Given request:
In the listing that follows, how many lines contain the string "clear"? Provide only the number.

====== Extracted entries ======

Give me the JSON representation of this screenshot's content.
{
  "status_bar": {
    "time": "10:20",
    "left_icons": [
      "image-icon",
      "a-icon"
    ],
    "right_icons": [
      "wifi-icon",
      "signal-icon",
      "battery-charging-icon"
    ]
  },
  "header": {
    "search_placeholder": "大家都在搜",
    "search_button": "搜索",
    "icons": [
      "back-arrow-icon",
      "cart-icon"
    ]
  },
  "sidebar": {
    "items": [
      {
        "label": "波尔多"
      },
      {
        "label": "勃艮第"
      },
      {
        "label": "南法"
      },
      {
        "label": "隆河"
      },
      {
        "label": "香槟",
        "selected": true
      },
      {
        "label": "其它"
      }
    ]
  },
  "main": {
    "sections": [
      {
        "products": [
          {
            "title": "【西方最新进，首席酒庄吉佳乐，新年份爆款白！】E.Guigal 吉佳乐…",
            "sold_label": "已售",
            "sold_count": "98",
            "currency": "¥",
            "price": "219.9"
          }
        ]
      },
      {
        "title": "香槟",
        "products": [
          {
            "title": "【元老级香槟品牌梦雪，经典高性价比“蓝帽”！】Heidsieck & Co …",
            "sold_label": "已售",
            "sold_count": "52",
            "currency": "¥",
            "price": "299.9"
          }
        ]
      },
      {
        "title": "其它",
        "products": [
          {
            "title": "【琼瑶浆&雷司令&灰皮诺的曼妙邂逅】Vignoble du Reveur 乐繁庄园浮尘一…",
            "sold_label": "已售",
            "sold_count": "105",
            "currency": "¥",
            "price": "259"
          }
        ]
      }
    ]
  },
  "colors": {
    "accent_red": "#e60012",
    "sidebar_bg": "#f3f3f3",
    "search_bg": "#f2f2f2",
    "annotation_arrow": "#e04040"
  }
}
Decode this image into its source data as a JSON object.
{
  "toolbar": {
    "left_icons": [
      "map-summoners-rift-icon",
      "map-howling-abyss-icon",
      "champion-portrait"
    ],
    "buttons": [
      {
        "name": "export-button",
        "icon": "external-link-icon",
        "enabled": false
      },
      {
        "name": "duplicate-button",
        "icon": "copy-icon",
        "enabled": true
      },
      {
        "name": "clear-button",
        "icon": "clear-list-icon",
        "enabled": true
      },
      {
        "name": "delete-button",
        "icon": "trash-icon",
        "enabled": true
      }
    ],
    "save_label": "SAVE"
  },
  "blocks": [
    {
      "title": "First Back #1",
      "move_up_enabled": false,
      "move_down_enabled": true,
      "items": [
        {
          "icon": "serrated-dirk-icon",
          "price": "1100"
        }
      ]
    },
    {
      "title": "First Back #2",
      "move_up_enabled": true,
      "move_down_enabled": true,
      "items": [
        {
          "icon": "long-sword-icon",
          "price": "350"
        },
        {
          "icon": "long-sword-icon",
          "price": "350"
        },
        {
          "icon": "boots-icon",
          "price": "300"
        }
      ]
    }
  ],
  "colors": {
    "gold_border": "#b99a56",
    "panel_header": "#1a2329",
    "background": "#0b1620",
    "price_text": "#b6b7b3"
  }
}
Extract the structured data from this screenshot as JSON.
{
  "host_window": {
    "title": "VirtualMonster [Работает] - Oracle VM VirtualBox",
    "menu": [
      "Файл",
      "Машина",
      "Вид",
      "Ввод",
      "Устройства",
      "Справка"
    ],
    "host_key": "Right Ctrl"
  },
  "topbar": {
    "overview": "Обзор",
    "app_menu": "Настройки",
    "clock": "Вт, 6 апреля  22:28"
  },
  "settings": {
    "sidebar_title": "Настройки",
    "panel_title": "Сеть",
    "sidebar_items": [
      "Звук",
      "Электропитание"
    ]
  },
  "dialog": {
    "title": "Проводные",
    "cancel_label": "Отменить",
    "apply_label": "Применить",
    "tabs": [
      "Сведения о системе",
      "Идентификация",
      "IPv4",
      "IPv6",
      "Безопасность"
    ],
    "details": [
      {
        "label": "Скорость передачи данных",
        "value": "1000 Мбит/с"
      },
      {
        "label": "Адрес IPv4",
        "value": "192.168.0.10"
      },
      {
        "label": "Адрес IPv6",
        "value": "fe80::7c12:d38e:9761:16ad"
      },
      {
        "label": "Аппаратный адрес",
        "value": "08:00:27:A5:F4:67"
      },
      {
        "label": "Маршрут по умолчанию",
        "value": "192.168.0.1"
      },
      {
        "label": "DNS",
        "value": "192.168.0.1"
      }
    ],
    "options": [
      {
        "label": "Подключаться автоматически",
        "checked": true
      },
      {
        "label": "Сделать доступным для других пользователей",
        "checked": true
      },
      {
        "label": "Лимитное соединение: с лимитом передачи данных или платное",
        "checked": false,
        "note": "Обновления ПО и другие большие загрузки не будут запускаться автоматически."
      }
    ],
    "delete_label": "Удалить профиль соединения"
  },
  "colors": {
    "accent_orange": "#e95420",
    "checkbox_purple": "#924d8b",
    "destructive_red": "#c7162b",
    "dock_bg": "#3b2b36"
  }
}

======

Correct result:
2